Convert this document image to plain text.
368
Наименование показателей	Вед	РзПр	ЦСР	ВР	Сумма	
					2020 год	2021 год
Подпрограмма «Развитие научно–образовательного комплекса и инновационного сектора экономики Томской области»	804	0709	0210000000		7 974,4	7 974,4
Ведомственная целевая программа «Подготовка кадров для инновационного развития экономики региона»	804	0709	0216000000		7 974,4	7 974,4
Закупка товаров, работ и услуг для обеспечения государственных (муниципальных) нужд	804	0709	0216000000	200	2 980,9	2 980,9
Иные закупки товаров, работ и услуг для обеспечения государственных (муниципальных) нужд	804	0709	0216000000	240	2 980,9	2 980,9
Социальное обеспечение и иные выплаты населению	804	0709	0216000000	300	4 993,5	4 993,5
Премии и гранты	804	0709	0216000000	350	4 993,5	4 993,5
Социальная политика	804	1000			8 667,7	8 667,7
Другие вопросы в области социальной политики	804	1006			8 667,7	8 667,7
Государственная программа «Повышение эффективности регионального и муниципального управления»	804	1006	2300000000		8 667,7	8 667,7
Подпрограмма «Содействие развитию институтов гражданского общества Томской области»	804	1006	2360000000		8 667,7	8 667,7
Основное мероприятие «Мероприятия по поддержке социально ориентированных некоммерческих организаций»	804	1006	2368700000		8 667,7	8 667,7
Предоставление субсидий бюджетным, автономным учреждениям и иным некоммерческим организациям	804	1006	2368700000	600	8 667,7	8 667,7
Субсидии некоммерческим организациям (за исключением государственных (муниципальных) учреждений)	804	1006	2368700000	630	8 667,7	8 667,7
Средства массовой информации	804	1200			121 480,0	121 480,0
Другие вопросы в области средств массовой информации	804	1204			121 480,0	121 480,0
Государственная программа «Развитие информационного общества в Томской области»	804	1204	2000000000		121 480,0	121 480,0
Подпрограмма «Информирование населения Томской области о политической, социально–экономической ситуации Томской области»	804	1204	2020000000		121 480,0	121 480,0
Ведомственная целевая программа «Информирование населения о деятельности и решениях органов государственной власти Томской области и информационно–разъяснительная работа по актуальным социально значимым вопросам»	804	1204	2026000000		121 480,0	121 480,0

* * * * *

*WHAT NEEDS TO BE DONE*
Scan the records above, count the lines with "массовой" in them, and give only the number.

*ANSWER TO THIS EXERCISE*
2